▶ WHAT IS EXPECTED:
Write the entries out again exactly as they stand, but without the pictures.
======== DATA PROVIDED ========
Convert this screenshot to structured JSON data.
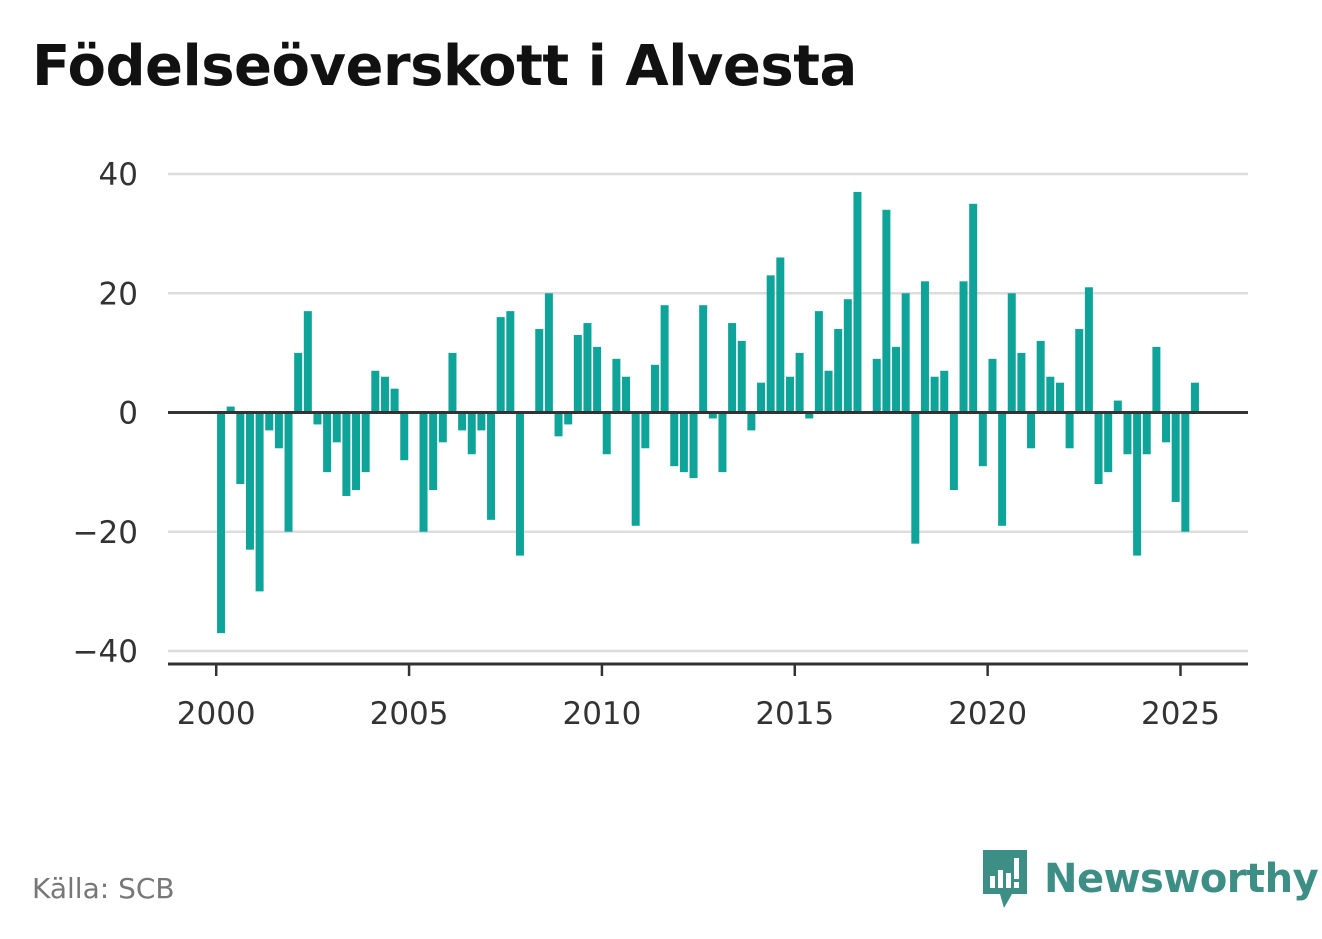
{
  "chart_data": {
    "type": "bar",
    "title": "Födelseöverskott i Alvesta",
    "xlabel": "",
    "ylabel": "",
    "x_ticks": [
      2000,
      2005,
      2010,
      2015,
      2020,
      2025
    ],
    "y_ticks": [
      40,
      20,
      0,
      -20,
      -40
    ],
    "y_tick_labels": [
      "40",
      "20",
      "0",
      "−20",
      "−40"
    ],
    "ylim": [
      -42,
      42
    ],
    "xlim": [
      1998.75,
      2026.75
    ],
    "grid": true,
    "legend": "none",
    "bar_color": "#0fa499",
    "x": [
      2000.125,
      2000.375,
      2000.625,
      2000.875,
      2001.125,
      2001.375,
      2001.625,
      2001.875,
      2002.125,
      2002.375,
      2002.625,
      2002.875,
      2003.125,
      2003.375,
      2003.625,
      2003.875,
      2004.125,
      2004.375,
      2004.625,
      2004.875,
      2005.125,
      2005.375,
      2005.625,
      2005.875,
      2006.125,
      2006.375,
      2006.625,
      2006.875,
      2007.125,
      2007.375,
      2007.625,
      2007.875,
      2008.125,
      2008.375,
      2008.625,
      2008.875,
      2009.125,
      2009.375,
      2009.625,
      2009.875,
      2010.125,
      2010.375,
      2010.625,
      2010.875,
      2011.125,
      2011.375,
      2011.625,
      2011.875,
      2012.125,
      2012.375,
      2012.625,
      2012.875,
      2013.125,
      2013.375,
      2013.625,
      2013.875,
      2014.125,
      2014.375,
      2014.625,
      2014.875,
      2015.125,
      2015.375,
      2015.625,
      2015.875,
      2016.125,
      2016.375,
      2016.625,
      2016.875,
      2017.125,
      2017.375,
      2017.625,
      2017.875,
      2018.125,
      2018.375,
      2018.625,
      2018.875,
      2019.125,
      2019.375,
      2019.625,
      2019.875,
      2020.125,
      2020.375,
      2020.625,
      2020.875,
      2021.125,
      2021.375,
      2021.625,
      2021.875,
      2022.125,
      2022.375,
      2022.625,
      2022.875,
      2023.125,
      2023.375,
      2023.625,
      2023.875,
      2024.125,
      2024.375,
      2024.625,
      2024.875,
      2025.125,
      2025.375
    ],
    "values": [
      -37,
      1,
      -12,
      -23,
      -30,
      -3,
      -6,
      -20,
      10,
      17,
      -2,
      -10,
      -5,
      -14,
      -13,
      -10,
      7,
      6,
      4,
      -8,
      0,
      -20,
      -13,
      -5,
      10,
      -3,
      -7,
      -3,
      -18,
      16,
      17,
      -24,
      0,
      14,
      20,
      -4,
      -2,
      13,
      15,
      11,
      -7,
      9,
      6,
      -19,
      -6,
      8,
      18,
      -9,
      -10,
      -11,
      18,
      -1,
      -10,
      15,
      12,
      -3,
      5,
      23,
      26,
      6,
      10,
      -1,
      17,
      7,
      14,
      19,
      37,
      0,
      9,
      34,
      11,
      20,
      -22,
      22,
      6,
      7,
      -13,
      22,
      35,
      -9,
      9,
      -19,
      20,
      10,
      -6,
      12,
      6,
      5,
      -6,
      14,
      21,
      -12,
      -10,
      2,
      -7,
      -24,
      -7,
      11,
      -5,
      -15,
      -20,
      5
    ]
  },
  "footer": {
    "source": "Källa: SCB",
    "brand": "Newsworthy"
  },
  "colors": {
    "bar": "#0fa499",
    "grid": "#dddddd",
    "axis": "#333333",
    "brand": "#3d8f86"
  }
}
========
▶ TASK SOLUTION:
Convert this screenshot to structured JSON data.
{
  "chart_data": {
    "type": "bar",
    "title": "Födelseöverskott i Alvesta",
    "xlabel": "",
    "ylabel": "",
    "x_ticks": [
      2000,
      2005,
      2010,
      2015,
      2020,
      2025
    ],
    "y_ticks": [
      40,
      20,
      0,
      -20,
      -40
    ],
    "y_tick_labels": [
      "40",
      "20",
      "0",
      "−20",
      "−40"
    ],
    "ylim": [
      -42,
      42
    ],
    "xlim": [
      1998.75,
      2026.75
    ],
    "grid": true,
    "legend": "none",
    "bar_color": "#0fa499",
    "x": [
      2000.125,
      2000.375,
      2000.625,
      2000.875,
      2001.125,
      2001.375,
      2001.625,
      2001.875,
      2002.125,
      2002.375,
      2002.625,
      2002.875,
      2003.125,
      2003.375,
      2003.625,
      2003.875,
      2004.125,
      2004.375,
      2004.625,
      2004.875,
      2005.125,
      2005.375,
      2005.625,
      2005.875,
      2006.125,
      2006.375,
      2006.625,
      2006.875,
      2007.125,
      2007.375,
      2007.625,
      2007.875,
      2008.125,
      2008.375,
      2008.625,
      2008.875,
      2009.125,
      2009.375,
      2009.625,
      2009.875,
      2010.125,
      2010.375,
      2010.625,
      2010.875,
      2011.125,
      2011.375,
      2011.625,
      2011.875,
      2012.125,
      2012.375,
      2012.625,
      2012.875,
      2013.125,
      2013.375,
      2013.625,
      2013.875,
      2014.125,
      2014.375,
      2014.625,
      2014.875,
      2015.125,
      2015.375,
      2015.625,
      2015.875,
      2016.125,
      2016.375,
      2016.625,
      2016.875,
      2017.125,
      2017.375,
      2017.625,
      2017.875,
      2018.125,
      2018.375,
      2018.625,
      2018.875,
      2019.125,
      2019.375,
      2019.625,
      2019.875,
      2020.125,
      2020.375,
      2020.625,
      2020.875,
      2021.125,
      2021.375,
      2021.625,
      2021.875,
      2022.125,
      2022.375,
      2022.625,
      2022.875,
      2023.125,
      2023.375,
      2023.625,
      2023.875,
      2024.125,
      2024.375,
      2024.625,
      2024.875,
      2025.125,
      2025.375
    ],
    "values": [
      -37,
      1,
      -12,
      -23,
      -30,
      -3,
      -6,
      -20,
      10,
      17,
      -2,
      -10,
      -5,
      -14,
      -13,
      -10,
      7,
      6,
      4,
      -8,
      0,
      -20,
      -13,
      -5,
      10,
      -3,
      -7,
      -3,
      -18,
      16,
      17,
      -24,
      0,
      14,
      20,
      -4,
      -2,
      13,
      15,
      11,
      -7,
      9,
      6,
      -19,
      -6,
      8,
      18,
      -9,
      -10,
      -11,
      18,
      -1,
      -10,
      15,
      12,
      -3,
      5,
      23,
      26,
      6,
      10,
      -1,
      17,
      7,
      14,
      19,
      37,
      0,
      9,
      34,
      11,
      20,
      -22,
      22,
      6,
      7,
      -13,
      22,
      35,
      -9,
      9,
      -19,
      20,
      10,
      -6,
      12,
      6,
      5,
      -6,
      14,
      21,
      -12,
      -10,
      2,
      -7,
      -24,
      -7,
      11,
      -5,
      -15,
      -20,
      5
    ]
  },
  "footer": {
    "source": "Källa: SCB",
    "brand": "Newsworthy"
  },
  "colors": {
    "bar": "#0fa499",
    "grid": "#dddddd",
    "axis": "#333333",
    "brand": "#3d8f86"
  }
}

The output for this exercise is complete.